═════ Source records ═════

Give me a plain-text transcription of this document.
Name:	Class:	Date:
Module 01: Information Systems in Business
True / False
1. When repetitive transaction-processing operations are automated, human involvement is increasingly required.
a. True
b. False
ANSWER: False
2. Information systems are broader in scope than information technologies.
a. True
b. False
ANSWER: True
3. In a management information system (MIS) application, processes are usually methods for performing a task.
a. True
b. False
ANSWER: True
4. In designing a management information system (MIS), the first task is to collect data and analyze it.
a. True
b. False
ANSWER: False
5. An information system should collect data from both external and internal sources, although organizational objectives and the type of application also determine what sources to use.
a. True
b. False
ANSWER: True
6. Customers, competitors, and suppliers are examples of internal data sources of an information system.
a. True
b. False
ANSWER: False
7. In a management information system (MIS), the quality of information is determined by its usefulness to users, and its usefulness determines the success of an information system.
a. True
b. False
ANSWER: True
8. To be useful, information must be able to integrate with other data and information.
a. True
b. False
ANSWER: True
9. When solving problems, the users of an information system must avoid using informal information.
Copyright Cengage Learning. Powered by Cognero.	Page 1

═════
═════ Source records ═════

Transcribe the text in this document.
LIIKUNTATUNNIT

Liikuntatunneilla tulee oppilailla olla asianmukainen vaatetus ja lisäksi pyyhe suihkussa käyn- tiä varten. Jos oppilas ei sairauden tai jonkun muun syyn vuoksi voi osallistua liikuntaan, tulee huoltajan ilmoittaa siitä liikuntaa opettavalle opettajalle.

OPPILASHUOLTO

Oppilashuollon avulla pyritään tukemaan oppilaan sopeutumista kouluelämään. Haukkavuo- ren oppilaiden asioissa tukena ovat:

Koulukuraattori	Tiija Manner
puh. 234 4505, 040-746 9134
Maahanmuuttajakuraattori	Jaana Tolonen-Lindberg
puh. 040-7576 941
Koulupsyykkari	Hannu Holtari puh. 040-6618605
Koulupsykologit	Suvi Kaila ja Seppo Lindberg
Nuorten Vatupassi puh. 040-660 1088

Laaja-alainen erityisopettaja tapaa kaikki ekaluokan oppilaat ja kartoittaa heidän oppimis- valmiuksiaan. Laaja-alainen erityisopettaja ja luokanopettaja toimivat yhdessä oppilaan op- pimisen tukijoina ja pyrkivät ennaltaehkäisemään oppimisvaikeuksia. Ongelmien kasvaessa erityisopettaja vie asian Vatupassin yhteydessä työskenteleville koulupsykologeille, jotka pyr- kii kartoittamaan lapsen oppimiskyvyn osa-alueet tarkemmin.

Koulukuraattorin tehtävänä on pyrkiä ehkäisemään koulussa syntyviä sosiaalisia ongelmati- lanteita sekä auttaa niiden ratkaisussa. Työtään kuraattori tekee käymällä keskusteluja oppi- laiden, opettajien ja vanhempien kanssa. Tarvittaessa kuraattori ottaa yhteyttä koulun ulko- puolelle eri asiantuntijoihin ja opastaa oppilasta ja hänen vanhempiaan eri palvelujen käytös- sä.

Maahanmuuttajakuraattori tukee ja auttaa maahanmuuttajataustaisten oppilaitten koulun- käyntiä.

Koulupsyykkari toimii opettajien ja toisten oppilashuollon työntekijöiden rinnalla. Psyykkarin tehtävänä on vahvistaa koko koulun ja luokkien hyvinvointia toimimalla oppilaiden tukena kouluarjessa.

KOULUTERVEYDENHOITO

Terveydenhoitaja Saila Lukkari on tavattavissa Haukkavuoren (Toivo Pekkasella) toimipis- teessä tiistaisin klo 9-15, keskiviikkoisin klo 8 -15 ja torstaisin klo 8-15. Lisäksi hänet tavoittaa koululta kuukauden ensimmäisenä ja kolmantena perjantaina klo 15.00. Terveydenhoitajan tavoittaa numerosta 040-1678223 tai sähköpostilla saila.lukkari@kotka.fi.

═════

Determine how many lines contain the word "When" and reply with that number alone.

2